▶ **Excerpts from a figure dataset**
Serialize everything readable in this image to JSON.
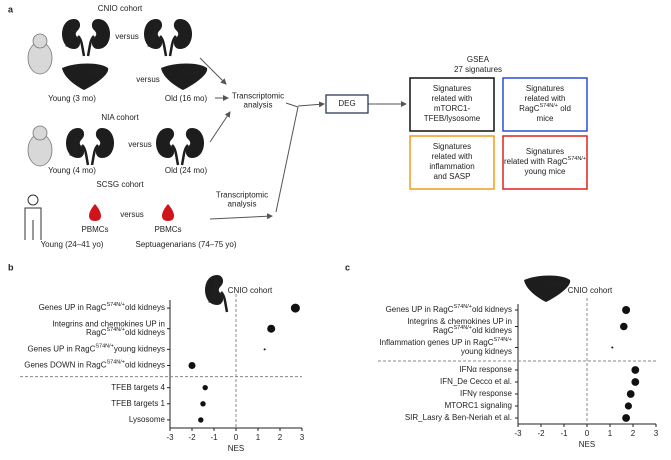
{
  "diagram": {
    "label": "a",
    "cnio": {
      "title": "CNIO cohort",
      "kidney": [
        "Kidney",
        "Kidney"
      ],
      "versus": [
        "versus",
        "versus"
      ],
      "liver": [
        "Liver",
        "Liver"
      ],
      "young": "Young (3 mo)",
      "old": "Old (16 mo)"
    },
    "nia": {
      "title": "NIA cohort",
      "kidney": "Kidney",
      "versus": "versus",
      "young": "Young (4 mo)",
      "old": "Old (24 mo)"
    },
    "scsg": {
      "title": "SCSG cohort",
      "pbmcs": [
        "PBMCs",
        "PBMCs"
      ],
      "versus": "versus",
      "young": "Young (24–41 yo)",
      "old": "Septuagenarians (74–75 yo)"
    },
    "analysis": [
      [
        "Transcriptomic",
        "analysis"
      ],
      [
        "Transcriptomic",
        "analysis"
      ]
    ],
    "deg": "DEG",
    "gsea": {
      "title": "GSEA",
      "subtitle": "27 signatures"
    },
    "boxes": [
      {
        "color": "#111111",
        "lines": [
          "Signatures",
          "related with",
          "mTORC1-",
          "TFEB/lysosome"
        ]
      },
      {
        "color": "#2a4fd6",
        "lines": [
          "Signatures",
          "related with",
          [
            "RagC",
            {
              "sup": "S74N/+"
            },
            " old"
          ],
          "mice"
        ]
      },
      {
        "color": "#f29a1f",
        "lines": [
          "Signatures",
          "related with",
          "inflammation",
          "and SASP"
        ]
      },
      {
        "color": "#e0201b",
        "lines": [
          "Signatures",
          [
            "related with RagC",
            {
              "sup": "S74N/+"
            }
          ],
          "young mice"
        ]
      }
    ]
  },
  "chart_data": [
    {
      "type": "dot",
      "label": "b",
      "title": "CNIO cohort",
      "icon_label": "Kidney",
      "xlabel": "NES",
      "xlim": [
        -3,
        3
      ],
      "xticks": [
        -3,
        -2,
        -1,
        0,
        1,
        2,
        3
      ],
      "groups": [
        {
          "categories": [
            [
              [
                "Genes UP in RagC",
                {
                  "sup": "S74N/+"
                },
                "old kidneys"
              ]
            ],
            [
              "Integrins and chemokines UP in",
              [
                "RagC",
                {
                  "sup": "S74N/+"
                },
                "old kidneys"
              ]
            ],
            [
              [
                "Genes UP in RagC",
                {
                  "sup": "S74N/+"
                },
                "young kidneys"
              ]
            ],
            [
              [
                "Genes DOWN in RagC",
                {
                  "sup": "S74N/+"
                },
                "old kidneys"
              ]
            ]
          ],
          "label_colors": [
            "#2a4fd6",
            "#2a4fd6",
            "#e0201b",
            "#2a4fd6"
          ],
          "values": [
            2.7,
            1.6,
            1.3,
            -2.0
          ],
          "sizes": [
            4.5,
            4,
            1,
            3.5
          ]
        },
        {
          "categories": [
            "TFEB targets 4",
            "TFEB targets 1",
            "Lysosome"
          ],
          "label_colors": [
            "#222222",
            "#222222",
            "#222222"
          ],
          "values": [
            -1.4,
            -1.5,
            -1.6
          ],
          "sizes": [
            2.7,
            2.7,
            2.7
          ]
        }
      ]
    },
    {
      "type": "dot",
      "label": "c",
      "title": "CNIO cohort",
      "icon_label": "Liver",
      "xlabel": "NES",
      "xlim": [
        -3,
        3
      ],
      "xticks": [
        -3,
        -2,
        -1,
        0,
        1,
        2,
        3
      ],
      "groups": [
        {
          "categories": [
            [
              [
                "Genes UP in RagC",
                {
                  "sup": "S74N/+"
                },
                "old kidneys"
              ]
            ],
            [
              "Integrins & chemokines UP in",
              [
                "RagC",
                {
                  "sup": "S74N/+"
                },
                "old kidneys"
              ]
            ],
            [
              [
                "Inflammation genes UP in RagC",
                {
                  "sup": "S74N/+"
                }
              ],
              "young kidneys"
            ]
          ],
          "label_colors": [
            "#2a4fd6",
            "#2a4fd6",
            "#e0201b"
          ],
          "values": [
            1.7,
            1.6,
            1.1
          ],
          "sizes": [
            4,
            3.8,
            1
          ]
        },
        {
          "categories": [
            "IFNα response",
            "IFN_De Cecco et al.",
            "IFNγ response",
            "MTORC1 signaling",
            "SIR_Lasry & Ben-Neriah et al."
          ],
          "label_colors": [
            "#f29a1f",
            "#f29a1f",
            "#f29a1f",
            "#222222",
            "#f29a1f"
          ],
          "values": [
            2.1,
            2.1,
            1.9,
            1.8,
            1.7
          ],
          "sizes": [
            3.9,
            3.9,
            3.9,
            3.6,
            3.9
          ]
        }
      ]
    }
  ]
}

▶ **Task prompt**
Would you write out each entry word for word and omit the images?

▶ **Written solution**
Serialize everything readable in this image to JSON.
{
  "diagram": {
    "label": "a",
    "cnio": {
      "title": "CNIO cohort",
      "kidney": [
        "Kidney",
        "Kidney"
      ],
      "versus": [
        "versus",
        "versus"
      ],
      "liver": [
        "Liver",
        "Liver"
      ],
      "young": "Young (3 mo)",
      "old": "Old (16 mo)"
    },
    "nia": {
      "title": "NIA cohort",
      "kidney": "Kidney",
      "versus": "versus",
      "young": "Young (4 mo)",
      "old": "Old (24 mo)"
    },
    "scsg": {
      "title": "SCSG cohort",
      "pbmcs": [
        "PBMCs",
        "PBMCs"
      ],
      "versus": "versus",
      "young": "Young (24–41 yo)",
      "old": "Septuagenarians (74–75 yo)"
    },
    "analysis": [
      [
        "Transcriptomic",
        "analysis"
      ],
      [
        "Transcriptomic",
        "analysis"
      ]
    ],
    "deg": "DEG",
    "gsea": {
      "title": "GSEA",
      "subtitle": "27 signatures"
    },
    "boxes": [
      {
        "color": "#111111",
        "lines": [
          "Signatures",
          "related with",
          "mTORC1-",
          "TFEB/lysosome"
        ]
      },
      {
        "color": "#2a4fd6",
        "lines": [
          "Signatures",
          "related with",
          [
            "RagC",
            {
              "sup": "S74N/+"
            },
            " old"
          ],
          "mice"
        ]
      },
      {
        "color": "#f29a1f",
        "lines": [
          "Signatures",
          "related with",
          "inflammation",
          "and SASP"
        ]
      },
      {
        "color": "#e0201b",
        "lines": [
          "Signatures",
          [
            "related with RagC",
            {
              "sup": "S74N/+"
            }
          ],
          "young mice"
        ]
      }
    ]
  },
  "chart_data": [
    {
      "type": "dot",
      "label": "b",
      "title": "CNIO cohort",
      "icon_label": "Kidney",
      "xlabel": "NES",
      "xlim": [
        -3,
        3
      ],
      "xticks": [
        -3,
        -2,
        -1,
        0,
        1,
        2,
        3
      ],
      "groups": [
        {
          "categories": [
            [
              [
                "Genes UP in RagC",
                {
                  "sup": "S74N/+"
                },
                "old kidneys"
              ]
            ],
            [
              "Integrins and chemokines UP in",
              [
                "RagC",
                {
                  "sup": "S74N/+"
                },
                "old kidneys"
              ]
            ],
            [
              [
                "Genes UP in RagC",
                {
                  "sup": "S74N/+"
                },
                "young kidneys"
              ]
            ],
            [
              [
                "Genes DOWN in RagC",
                {
                  "sup": "S74N/+"
                },
                "old kidneys"
              ]
            ]
          ],
          "label_colors": [
            "#2a4fd6",
            "#2a4fd6",
            "#e0201b",
            "#2a4fd6"
          ],
          "values": [
            2.7,
            1.6,
            1.3,
            -2.0
          ],
          "sizes": [
            4.5,
            4,
            1,
            3.5
          ]
        },
        {
          "categories": [
            "TFEB targets 4",
            "TFEB targets 1",
            "Lysosome"
          ],
          "label_colors": [
            "#222222",
            "#222222",
            "#222222"
          ],
          "values": [
            -1.4,
            -1.5,
            -1.6
          ],
          "sizes": [
            2.7,
            2.7,
            2.7
          ]
        }
      ]
    },
    {
      "type": "dot",
      "label": "c",
      "title": "CNIO cohort",
      "icon_label": "Liver",
      "xlabel": "NES",
      "xlim": [
        -3,
        3
      ],
      "xticks": [
        -3,
        -2,
        -1,
        0,
        1,
        2,
        3
      ],
      "groups": [
        {
          "categories": [
            [
              [
                "Genes UP in RagC",
                {
                  "sup": "S74N/+"
                },
                "old kidneys"
              ]
            ],
            [
              "Integrins & chemokines UP in",
              [
                "RagC",
                {
                  "sup": "S74N/+"
                },
                "old kidneys"
              ]
            ],
            [
              [
                "Inflammation genes UP in RagC",
                {
                  "sup": "S74N/+"
                }
              ],
              "young kidneys"
            ]
          ],
          "label_colors": [
            "#2a4fd6",
            "#2a4fd6",
            "#e0201b"
          ],
          "values": [
            1.7,
            1.6,
            1.1
          ],
          "sizes": [
            4,
            3.8,
            1
          ]
        },
        {
          "categories": [
            "IFNα response",
            "IFN_De Cecco et al.",
            "IFNγ response",
            "MTORC1 signaling",
            "SIR_Lasry & Ben-Neriah et al."
          ],
          "label_colors": [
            "#f29a1f",
            "#f29a1f",
            "#f29a1f",
            "#222222",
            "#f29a1f"
          ],
          "values": [
            2.1,
            2.1,
            1.9,
            1.8,
            1.7
          ],
          "sizes": [
            3.9,
            3.9,
            3.9,
            3.6,
            3.9
          ]
        }
      ]
    }
  ]
}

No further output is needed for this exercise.